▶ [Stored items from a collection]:
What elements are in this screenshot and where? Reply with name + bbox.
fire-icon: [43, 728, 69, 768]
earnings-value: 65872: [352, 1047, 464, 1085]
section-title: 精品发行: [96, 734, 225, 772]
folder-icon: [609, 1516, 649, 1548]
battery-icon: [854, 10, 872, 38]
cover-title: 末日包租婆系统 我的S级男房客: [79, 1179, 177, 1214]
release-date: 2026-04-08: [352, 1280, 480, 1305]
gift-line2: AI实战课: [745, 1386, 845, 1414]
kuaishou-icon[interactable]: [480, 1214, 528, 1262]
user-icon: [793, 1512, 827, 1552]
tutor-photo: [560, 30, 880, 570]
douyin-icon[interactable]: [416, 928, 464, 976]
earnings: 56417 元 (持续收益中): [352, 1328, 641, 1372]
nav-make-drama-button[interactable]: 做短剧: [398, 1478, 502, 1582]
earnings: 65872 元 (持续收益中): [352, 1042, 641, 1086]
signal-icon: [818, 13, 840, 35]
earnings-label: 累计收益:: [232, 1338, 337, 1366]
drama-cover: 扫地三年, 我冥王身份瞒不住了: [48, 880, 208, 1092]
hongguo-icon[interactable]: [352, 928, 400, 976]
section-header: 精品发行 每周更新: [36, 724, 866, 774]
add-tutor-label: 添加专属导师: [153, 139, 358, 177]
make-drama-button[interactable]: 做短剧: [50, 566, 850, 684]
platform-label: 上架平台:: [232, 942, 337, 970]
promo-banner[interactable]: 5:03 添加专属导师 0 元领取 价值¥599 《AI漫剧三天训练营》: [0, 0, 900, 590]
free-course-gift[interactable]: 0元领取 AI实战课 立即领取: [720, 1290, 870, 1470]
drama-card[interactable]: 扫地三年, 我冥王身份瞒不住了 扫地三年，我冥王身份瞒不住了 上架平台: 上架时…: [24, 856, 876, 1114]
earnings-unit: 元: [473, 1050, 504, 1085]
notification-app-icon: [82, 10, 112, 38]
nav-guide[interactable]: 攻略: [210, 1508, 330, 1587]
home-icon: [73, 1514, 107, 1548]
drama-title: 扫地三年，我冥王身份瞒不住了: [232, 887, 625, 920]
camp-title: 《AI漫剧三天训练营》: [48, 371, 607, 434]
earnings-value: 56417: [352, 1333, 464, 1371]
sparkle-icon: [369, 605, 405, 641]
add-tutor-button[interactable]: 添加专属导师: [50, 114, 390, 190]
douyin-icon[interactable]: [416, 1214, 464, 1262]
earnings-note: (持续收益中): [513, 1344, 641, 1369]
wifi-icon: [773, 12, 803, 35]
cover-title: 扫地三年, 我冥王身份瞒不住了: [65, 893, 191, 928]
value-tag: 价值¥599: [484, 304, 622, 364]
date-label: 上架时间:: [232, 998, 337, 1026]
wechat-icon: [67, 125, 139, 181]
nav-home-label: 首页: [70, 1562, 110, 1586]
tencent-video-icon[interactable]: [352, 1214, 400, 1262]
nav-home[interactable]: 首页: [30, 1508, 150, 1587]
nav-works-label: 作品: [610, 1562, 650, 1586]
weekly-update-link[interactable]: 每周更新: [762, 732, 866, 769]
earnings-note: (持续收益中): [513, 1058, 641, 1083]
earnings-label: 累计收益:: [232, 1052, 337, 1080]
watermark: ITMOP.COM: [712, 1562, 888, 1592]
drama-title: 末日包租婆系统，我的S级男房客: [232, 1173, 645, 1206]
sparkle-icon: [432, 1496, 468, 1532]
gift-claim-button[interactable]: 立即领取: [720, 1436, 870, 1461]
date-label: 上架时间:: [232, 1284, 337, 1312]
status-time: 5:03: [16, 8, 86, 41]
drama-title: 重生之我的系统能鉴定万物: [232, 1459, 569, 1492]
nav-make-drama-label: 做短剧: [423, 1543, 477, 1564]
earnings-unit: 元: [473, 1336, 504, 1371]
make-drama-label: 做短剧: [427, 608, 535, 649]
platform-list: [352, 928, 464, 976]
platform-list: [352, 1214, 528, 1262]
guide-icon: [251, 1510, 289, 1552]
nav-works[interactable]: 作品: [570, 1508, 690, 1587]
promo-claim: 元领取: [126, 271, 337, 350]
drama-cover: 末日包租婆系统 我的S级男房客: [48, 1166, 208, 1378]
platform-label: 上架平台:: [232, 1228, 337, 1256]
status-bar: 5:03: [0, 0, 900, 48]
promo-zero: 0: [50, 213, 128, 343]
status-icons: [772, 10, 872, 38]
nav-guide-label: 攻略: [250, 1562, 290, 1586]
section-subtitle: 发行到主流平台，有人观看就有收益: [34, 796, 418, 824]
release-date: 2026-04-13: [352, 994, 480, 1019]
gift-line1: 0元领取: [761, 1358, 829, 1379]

▶ [Objective]:
Count how many of the lines above contain the string "我的S级男房客", and reply with only that number.

▶ [Written solution]:
3